Your task: Locate every line in the records below that contains the word "сезонності", and copy each one.

(Extracted records)
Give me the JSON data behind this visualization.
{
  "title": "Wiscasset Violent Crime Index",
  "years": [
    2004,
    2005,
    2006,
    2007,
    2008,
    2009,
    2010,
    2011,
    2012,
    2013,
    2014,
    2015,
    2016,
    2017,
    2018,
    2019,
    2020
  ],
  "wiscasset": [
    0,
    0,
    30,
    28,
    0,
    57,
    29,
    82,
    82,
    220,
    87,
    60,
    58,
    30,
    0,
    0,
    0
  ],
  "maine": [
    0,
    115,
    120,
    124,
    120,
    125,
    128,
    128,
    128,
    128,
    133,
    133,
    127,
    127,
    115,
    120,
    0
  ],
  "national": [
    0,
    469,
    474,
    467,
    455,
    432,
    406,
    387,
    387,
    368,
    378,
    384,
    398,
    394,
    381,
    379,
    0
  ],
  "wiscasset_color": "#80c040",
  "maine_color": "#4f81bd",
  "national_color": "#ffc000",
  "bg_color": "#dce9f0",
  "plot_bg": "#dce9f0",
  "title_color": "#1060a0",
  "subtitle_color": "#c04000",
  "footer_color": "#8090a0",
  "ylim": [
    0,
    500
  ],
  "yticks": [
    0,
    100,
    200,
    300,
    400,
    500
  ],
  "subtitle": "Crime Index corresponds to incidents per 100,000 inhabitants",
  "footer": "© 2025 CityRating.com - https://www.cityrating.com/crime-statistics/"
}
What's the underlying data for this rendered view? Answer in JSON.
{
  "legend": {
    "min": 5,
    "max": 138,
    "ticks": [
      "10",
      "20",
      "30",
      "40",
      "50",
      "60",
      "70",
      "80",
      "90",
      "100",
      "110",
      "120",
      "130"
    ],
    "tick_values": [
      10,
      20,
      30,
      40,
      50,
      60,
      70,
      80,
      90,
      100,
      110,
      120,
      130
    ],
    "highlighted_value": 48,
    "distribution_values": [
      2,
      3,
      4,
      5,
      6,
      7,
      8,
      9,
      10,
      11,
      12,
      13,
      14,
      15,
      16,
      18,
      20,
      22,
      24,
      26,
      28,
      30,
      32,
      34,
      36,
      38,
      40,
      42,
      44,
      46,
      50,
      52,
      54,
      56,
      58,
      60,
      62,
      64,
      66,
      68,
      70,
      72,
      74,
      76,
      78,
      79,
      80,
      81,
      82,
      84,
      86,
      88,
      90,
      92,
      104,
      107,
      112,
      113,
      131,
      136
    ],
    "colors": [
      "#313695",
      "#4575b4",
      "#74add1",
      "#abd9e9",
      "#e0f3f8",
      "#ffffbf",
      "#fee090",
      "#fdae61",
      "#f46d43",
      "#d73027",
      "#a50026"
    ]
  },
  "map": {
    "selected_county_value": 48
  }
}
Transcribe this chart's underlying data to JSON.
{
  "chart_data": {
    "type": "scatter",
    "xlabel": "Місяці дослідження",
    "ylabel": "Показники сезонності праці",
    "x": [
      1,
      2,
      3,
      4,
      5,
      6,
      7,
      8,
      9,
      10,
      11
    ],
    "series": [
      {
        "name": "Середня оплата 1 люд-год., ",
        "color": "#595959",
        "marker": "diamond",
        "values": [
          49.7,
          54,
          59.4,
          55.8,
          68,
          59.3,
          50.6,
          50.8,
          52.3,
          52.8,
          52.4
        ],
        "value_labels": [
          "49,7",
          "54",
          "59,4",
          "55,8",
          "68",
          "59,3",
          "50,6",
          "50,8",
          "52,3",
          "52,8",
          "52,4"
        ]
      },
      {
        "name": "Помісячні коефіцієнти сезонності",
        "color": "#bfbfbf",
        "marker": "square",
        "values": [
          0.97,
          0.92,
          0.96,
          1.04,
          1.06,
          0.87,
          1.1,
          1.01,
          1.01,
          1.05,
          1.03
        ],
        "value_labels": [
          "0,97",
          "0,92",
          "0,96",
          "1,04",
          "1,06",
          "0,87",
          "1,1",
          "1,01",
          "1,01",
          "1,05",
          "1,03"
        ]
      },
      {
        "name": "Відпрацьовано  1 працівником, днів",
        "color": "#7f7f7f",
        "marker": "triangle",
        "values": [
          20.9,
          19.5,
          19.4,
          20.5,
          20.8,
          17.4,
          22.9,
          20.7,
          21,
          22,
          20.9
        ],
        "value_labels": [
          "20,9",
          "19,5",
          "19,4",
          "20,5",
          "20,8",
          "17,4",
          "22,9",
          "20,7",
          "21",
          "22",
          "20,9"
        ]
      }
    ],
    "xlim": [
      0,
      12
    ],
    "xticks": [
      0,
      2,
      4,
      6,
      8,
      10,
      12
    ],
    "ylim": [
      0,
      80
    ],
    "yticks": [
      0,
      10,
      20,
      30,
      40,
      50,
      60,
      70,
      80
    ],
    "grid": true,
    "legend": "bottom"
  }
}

Answer to the problem:
    "ylabel": "Показники сезонності праці",
        "name": "Помісячні коефіцієнти сезонності",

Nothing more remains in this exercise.